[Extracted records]
======

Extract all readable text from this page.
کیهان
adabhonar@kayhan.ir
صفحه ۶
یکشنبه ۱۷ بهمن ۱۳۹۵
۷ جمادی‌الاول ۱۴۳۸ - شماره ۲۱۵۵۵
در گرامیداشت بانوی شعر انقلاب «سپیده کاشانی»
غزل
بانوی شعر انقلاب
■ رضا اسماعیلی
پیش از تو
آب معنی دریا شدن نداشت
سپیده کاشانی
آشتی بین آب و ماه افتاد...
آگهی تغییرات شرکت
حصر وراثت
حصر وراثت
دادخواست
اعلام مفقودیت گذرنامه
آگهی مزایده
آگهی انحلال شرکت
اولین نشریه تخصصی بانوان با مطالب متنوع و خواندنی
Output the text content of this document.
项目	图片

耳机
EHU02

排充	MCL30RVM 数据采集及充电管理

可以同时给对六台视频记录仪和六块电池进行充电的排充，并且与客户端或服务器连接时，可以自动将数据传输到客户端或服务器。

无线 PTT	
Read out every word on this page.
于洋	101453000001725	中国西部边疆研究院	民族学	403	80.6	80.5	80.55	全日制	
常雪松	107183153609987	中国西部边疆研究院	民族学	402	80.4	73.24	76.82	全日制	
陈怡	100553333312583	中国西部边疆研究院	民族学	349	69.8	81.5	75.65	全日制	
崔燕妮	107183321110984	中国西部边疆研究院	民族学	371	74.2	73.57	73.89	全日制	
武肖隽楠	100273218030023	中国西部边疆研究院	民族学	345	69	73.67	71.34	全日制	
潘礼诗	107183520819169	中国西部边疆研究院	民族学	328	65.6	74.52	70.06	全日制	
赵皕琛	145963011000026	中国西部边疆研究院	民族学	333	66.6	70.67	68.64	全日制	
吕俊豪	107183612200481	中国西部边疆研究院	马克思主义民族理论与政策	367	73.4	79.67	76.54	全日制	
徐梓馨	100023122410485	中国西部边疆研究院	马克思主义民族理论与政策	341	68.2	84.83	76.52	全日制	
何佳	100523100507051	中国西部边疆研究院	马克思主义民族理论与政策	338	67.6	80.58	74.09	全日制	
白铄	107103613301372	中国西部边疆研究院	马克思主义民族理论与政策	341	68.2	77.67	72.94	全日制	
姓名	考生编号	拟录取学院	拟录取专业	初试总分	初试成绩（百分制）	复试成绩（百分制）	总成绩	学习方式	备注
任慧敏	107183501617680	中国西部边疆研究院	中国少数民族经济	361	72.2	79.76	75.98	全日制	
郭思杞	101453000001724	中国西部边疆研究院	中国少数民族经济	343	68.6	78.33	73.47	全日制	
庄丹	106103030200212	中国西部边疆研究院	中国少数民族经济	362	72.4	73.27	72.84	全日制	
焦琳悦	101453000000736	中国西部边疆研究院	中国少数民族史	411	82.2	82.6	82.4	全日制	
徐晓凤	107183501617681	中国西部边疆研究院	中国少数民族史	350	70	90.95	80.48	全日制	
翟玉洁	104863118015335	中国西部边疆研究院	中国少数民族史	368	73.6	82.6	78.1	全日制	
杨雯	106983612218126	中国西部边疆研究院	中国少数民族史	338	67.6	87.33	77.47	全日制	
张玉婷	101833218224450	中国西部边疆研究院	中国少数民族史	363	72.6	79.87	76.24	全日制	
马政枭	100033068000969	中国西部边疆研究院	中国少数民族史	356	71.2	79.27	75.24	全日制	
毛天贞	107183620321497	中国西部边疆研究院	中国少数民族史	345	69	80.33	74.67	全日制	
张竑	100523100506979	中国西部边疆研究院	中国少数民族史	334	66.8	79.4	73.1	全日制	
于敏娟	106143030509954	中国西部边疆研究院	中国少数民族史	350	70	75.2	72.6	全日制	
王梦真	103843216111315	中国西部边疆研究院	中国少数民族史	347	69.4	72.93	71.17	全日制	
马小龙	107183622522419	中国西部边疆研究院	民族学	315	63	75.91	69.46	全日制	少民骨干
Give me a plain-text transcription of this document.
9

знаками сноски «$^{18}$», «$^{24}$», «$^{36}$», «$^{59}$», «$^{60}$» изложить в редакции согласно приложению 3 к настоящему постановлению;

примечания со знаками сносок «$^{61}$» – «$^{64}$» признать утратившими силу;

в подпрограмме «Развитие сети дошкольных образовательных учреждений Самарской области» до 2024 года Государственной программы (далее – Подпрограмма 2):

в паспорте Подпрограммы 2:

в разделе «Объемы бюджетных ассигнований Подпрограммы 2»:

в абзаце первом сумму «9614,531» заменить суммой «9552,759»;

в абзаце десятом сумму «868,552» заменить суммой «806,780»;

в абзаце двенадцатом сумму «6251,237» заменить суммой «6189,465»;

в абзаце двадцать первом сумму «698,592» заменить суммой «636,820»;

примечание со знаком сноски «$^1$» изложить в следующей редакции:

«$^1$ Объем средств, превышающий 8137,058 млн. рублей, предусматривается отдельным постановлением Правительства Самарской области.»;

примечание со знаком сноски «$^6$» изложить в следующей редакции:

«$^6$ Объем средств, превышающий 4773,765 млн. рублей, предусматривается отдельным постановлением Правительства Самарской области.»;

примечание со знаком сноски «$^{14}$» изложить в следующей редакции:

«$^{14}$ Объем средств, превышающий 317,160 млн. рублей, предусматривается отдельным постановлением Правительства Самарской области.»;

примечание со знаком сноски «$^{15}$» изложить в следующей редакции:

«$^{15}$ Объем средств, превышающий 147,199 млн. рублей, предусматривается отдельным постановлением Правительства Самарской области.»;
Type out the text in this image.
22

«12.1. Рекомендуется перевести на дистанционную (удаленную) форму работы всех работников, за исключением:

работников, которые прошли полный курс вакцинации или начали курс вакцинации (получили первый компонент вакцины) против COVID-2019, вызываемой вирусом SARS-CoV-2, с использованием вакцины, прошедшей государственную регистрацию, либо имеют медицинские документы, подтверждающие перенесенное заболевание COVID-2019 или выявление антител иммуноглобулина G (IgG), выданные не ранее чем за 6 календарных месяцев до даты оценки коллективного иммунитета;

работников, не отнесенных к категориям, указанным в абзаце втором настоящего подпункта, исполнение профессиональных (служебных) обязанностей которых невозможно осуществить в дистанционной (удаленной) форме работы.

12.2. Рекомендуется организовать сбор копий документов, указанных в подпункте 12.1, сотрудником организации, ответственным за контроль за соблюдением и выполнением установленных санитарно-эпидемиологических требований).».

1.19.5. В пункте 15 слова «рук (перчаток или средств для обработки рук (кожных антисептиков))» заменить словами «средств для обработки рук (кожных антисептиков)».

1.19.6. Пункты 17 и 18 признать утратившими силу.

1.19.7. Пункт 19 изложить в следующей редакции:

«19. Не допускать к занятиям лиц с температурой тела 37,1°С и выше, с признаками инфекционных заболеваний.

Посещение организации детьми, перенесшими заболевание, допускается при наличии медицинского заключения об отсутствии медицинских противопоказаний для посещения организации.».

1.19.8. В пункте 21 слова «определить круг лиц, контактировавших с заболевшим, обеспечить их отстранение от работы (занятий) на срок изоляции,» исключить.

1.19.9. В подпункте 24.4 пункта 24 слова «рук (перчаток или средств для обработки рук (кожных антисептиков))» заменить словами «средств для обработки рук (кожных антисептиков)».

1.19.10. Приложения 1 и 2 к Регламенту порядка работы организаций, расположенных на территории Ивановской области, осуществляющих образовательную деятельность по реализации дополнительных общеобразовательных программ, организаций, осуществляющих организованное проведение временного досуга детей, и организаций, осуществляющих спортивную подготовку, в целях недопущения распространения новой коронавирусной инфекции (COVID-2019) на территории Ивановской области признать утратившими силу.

======

■ **What is required**
Each line must be given again exactly as written above.

■ **Reply**
Extract all readable text from this page.
کیهان
adabhonar@kayhan.ir
صفحه ۶
یکشنبه ۱۷ بهمن ۱۳۹۵
۷ جمادی‌الاول ۱۴۳۸ - شماره ۲۱۵۵۵
در گرامیداشت بانوی شعر انقلاب «سپیده کاشانی»
غزل
بانوی شعر انقلاب
■ رضا اسماعیلی
پیش از تو
آب معنی دریا شدن نداشت
سپیده کاشانی
آشتی بین آب و ماه افتاد...
آگهی تغییرات شرکت
حصر وراثت
حصر وراثت
دادخواست
اعلام مفقودیت گذرنامه
آگهی مزایده
آگهی انحلال شرکت
اولین نشریه تخصصی بانوان با مطالب متنوع و خواندنی
Output the text content of this document.
项目	图片

耳机
EHU02

排充	MCL30RVM 数据采集及充电管理

可以同时给对六台视频记录仪和六块电池进行充电的排充，并且与客户端或服务器连接时，可以自动将数据传输到客户端或服务器。

无线 PTT	
Read out every word on this page.
于洋	101453000001725	中国西部边疆研究院	民族学	403	80.6	80.5	80.55	全日制	
常雪松	107183153609987	中国西部边疆研究院	民族学	402	80.4	73.24	76.82	全日制	
陈怡	100553333312583	中国西部边疆研究院	民族学	349	69.8	81.5	75.65	全日制	
崔燕妮	107183321110984	中国西部边疆研究院	民族学	371	74.2	73.57	73.89	全日制	
武肖隽楠	100273218030023	中国西部边疆研究院	民族学	345	69	73.67	71.34	全日制	
潘礼诗	107183520819169	中国西部边疆研究院	民族学	328	65.6	74.52	70.06	全日制	
赵皕琛	145963011000026	中国西部边疆研究院	民族学	333	66.6	70.67	68.64	全日制	
吕俊豪	107183612200481	中国西部边疆研究院	马克思主义民族理论与政策	367	73.4	79.67	76.54	全日制	
徐梓馨	100023122410485	中国西部边疆研究院	马克思主义民族理论与政策	341	68.2	84.83	76.52	全日制	
何佳	100523100507051	中国西部边疆研究院	马克思主义民族理论与政策	338	67.6	80.58	74.09	全日制	
白铄	107103613301372	中国西部边疆研究院	马克思主义民族理论与政策	341	68.2	77.67	72.94	全日制	
姓名	考生编号	拟录取学院	拟录取专业	初试总分	初试成绩（百分制）	复试成绩（百分制）	总成绩	学习方式	备注
任慧敏	107183501617680	中国西部边疆研究院	中国少数民族经济	361	72.2	79.76	75.98	全日制	
郭思杞	101453000001724	中国西部边疆研究院	中国少数民族经济	343	68.6	78.33	73.47	全日制	
庄丹	106103030200212	中国西部边疆研究院	中国少数民族经济	362	72.4	73.27	72.84	全日制	
焦琳悦	101453000000736	中国西部边疆研究院	中国少数民族史	411	82.2	82.6	82.4	全日制	
徐晓凤	107183501617681	中国西部边疆研究院	中国少数民族史	350	70	90.95	80.48	全日制	
翟玉洁	104863118015335	中国西部边疆研究院	中国少数民族史	368	73.6	82.6	78.1	全日制	
杨雯	106983612218126	中国西部边疆研究院	中国少数民族史	338	67.6	87.33	77.47	全日制	
张玉婷	101833218224450	中国西部边疆研究院	中国少数民族史	363	72.6	79.87	76.24	全日制	
马政枭	100033068000969	中国西部边疆研究院	中国少数民族史	356	71.2	79.27	75.24	全日制	
毛天贞	107183620321497	中国西部边疆研究院	中国少数民族史	345	69	80.33	74.67	全日制	
张竑	100523100506979	中国西部边疆研究院	中国少数民族史	334	66.8	79.4	73.1	全日制	
于敏娟	106143030509954	中国西部边疆研究院	中国少数民族史	350	70	75.2	72.6	全日制	
王梦真	103843216111315	中国西部边疆研究院	中国少数民族史	347	69.4	72.93	71.17	全日制	
马小龙	107183622522419	中国西部边疆研究院	民族学	315	63	75.91	69.46	全日制	少民骨干
Give me a plain-text transcription of this document.
9

знаками сноски «$^{18}$», «$^{24}$», «$^{36}$», «$^{59}$», «$^{60}$» изложить в редакции согласно приложению 3 к настоящему постановлению;

примечания со знаками сносок «$^{61}$» – «$^{64}$» признать утратившими силу;

в подпрограмме «Развитие сети дошкольных образовательных учреждений Самарской области» до 2024 года Государственной программы (далее – Подпрограмма 2):

в паспорте Подпрограммы 2:

в разделе «Объемы бюджетных ассигнований Подпрограммы 2»:

в абзаце первом сумму «9614,531» заменить суммой «9552,759»;

в абзаце десятом сумму «868,552» заменить суммой «806,780»;

в абзаце двенадцатом сумму «6251,237» заменить суммой «6189,465»;

в абзаце двадцать первом сумму «698,592» заменить суммой «636,820»;

примечание со знаком сноски «$^1$» изложить в следующей редакции:

«$^1$ Объем средств, превышающий 8137,058 млн. рублей, предусматривается отдельным постановлением Правительства Самарской области.»;

примечание со знаком сноски «$^6$» изложить в следующей редакции:

«$^6$ Объем средств, превышающий 4773,765 млн. рублей, предусматривается отдельным постановлением Правительства Самарской области.»;

примечание со знаком сноски «$^{14}$» изложить в следующей редакции:

«$^{14}$ Объем средств, превышающий 317,160 млн. рублей, предусматривается отдельным постановлением Правительства Самарской области.»;

примечание со знаком сноски «$^{15}$» изложить в следующей редакции:

«$^{15}$ Объем средств, превышающий 147,199 млн. рублей, предусматривается отдельным постановлением Правительства Самарской области.»;
Type out the text in this image.
22

«12.1. Рекомендуется перевести на дистанционную (удаленную) форму работы всех работников, за исключением:

работников, которые прошли полный курс вакцинации или начали курс вакцинации (получили первый компонент вакцины) против COVID-2019, вызываемой вирусом SARS-CoV-2, с использованием вакцины, прошедшей государственную регистрацию, либо имеют медицинские документы, подтверждающие перенесенное заболевание COVID-2019 или выявление антител иммуноглобулина G (IgG), выданные не ранее чем за 6 календарных месяцев до даты оценки коллективного иммунитета;

работников, не отнесенных к категориям, указанным в абзаце втором настоящего подпункта, исполнение профессиональных (служебных) обязанностей которых невозможно осуществить в дистанционной (удаленной) форме работы.

12.2. Рекомендуется организовать сбор копий документов, указанных в подпункте 12.1, сотрудником организации, ответственным за контроль за соблюдением и выполнением установленных санитарно-эпидемиологических требований).».

1.19.5. В пункте 15 слова «рук (перчаток или средств для обработки рук (кожных антисептиков))» заменить словами «средств для обработки рук (кожных антисептиков)».

1.19.6. Пункты 17 и 18 признать утратившими силу.

1.19.7. Пункт 19 изложить в следующей редакции:

«19. Не допускать к занятиям лиц с температурой тела 37,1°С и выше, с признаками инфекционных заболеваний.

Посещение организации детьми, перенесшими заболевание, допускается при наличии медицинского заключения об отсутствии медицинских противопоказаний для посещения организации.».

1.19.8. В пункте 21 слова «определить круг лиц, контактировавших с заболевшим, обеспечить их отстранение от работы (занятий) на срок изоляции,» исключить.

1.19.9. В подпункте 24.4 пункта 24 слова «рук (перчаток или средств для обработки рук (кожных антисептиков))» заменить словами «средств для обработки рук (кожных антисептиков)».

1.19.10. Приложения 1 и 2 к Регламенту порядка работы организаций, расположенных на территории Ивановской области, осуществляющих образовательную деятельность по реализации дополнительных общеобразовательных программ, организаций, осуществляющих организованное проведение временного досуга детей, и организаций, осуществляющих спортивную подготовку, в целях недопущения распространения новой коронавирусной инфекции (COVID-2019) на территории Ивановской области признать утратившими силу.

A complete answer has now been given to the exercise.